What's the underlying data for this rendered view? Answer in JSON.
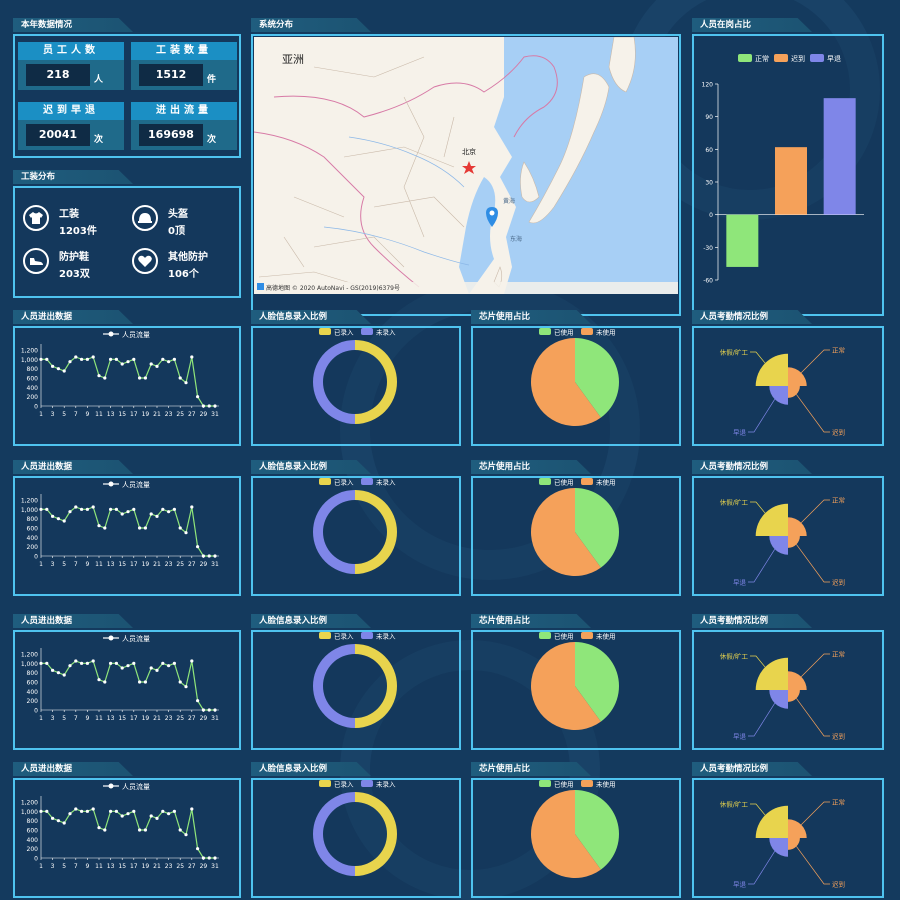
{
  "year_stats": {
    "title": "本年数据情况",
    "cells": [
      {
        "label": "员工人数",
        "value": "218",
        "unit": "人"
      },
      {
        "label": "工装数量",
        "value": "1512",
        "unit": "件"
      },
      {
        "label": "迟到早退",
        "value": "20041",
        "unit": "次"
      },
      {
        "label": "进出流量",
        "value": "169698",
        "unit": "次"
      }
    ]
  },
  "equipment": {
    "title": "工装分布",
    "items": [
      {
        "name": "工装",
        "value": "1203件",
        "icon": "shirt-icon"
      },
      {
        "name": "头盔",
        "value": "0顶",
        "icon": "helmet-icon"
      },
      {
        "name": "防护鞋",
        "value": "203双",
        "icon": "shoe-icon"
      },
      {
        "name": "其他防护",
        "value": "106个",
        "icon": "heart-icon"
      }
    ]
  },
  "map": {
    "title": "系统分布",
    "region_label": "亚洲",
    "city_label": "北京",
    "sea_label_1": "黄海",
    "sea_label_2": "东海",
    "attribution": "高德地图 © 2020 AutoNavi - GS(2019)6379号"
  },
  "attendance_bar": {
    "title": "人员在岗占比",
    "chart_data": {
      "type": "bar",
      "categories": [
        "正常",
        "迟到",
        "早退"
      ],
      "values": [
        -48,
        62,
        107
      ],
      "colors": [
        "#8fe67a",
        "#f5a15a",
        "#7f86e8"
      ],
      "ylim": [
        -60,
        120
      ],
      "yticks": [
        -60,
        -30,
        0,
        30,
        60,
        90,
        120
      ],
      "legend": "top"
    }
  },
  "row_titles": {
    "flow": "人员进出数据",
    "face": "人脸信息录入比例",
    "chip": "芯片使用占比",
    "attend": "人员考勤情况比例"
  },
  "flow_chart": {
    "chart_data": {
      "type": "line",
      "series_name": "人员流量",
      "x": [
        1,
        2,
        3,
        4,
        5,
        6,
        7,
        8,
        9,
        10,
        11,
        12,
        13,
        14,
        15,
        16,
        17,
        18,
        19,
        20,
        21,
        22,
        23,
        24,
        25,
        26,
        27,
        28,
        29,
        30,
        31
      ],
      "y": [
        1000,
        1000,
        850,
        800,
        750,
        950,
        1050,
        1000,
        1000,
        1050,
        650,
        600,
        1000,
        1000,
        900,
        950,
        1000,
        600,
        600,
        900,
        850,
        1000,
        950,
        1000,
        600,
        500,
        1050,
        200,
        0,
        0,
        0
      ],
      "xticks": [
        1,
        3,
        5,
        7,
        9,
        11,
        13,
        15,
        17,
        19,
        21,
        23,
        25,
        27,
        29,
        31
      ],
      "yticks": [
        0,
        200,
        400,
        600,
        800,
        1000,
        1200
      ],
      "ytick_labels": [
        "0",
        "200",
        "400",
        "600",
        "800",
        "1,000",
        "1,200"
      ],
      "ylim": [
        0,
        1200
      ],
      "color": "#8fe67a"
    }
  },
  "face_chart": {
    "chart_data": {
      "type": "pie",
      "labels": [
        "已录入",
        "未录入"
      ],
      "values": [
        50,
        50
      ],
      "colors": [
        "#e8d44d",
        "#7f86e8"
      ],
      "donut": true
    }
  },
  "chip_chart": {
    "chart_data": {
      "type": "pie",
      "labels": [
        "已使用",
        "未使用"
      ],
      "values": [
        40,
        60
      ],
      "colors": [
        "#8fe67a",
        "#f5a15a"
      ]
    }
  },
  "attend_chart": {
    "chart_data": {
      "type": "pie",
      "labels": [
        "正常",
        "迟到",
        "早退",
        "休假/旷工"
      ],
      "values": [
        25,
        25,
        25,
        25
      ],
      "radii": [
        0.55,
        0.35,
        0.55,
        0.95
      ],
      "colors": [
        "#f5a15a",
        "#f5a15a",
        "#7f86e8",
        "#e8d44d"
      ],
      "rose": true
    }
  }
}
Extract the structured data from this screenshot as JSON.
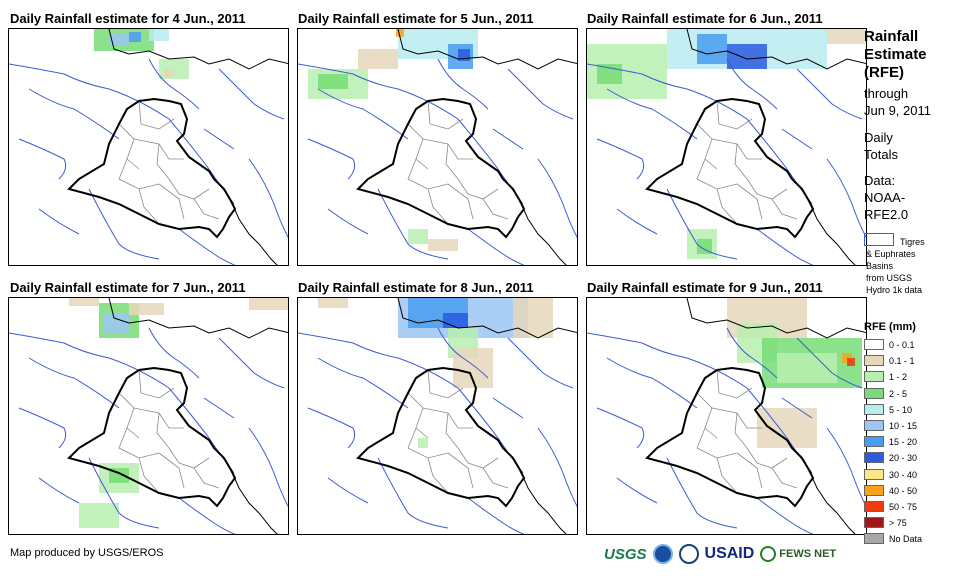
{
  "panels": [
    {
      "title": "Daily Rainfall estimate for 4 Jun., 2011"
    },
    {
      "title": "Daily Rainfall estimate for 5 Jun., 2011"
    },
    {
      "title": "Daily Rainfall estimate for 6 Jun., 2011"
    },
    {
      "title": "Daily Rainfall estimate for 7 Jun., 2011"
    },
    {
      "title": "Daily Rainfall estimate for 8 Jun., 2011"
    },
    {
      "title": "Daily Rainfall estimate for 9 Jun., 2011"
    }
  ],
  "sidebar": {
    "title_lines": [
      "Rainfall",
      "Estimate",
      "(RFE)"
    ],
    "through": "through",
    "through_date": "Jun 9, 2011",
    "totals_lines": [
      "Daily",
      "Totals"
    ],
    "data_lines": [
      "Data:",
      "NOAA-",
      "RFE2.0"
    ],
    "basin_lines": [
      "Tigres",
      "& Euphrates",
      "Basins",
      "from USGS",
      "Hydro 1k data"
    ]
  },
  "legend": {
    "title": "RFE (mm)",
    "items": [
      {
        "label": "0 - 0.1",
        "color": "#ffffff"
      },
      {
        "label": "0.1 - 1",
        "color": "#e6d7bb"
      },
      {
        "label": "1 - 2",
        "color": "#b8efb0"
      },
      {
        "label": "2 - 5",
        "color": "#77dd77"
      },
      {
        "label": "5 - 10",
        "color": "#b8ecf0"
      },
      {
        "label": "10 - 15",
        "color": "#9cc6f5"
      },
      {
        "label": "15 - 20",
        "color": "#4a9cf0"
      },
      {
        "label": "20 - 30",
        "color": "#2a5be0"
      },
      {
        "label": "30 - 40",
        "color": "#fde68a"
      },
      {
        "label": "40 - 50",
        "color": "#f9a21a"
      },
      {
        "label": "50 - 75",
        "color": "#f03a10"
      },
      {
        "label": "> 75",
        "color": "#a01818"
      },
      {
        "label": "No Data",
        "color": "#a8a8a8"
      }
    ]
  },
  "footer": {
    "credit": "Map produced by USGS/EROS",
    "logos": [
      "USGS",
      "NOAA",
      "DOI",
      "USAID",
      "FEWS NET"
    ]
  },
  "colors": {
    "country_border": "#000000",
    "province_border": "#8a8a8a",
    "basin_border": "#3b5bd6"
  }
}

※

§ Goal
Show all lines in the entries above where the word "icon" appears.

§ Complete answer
        "icon": "shirt-icon"
        "icon": "helmet-icon"
        "icon": "shoe-icon"
        "icon": "heart-icon"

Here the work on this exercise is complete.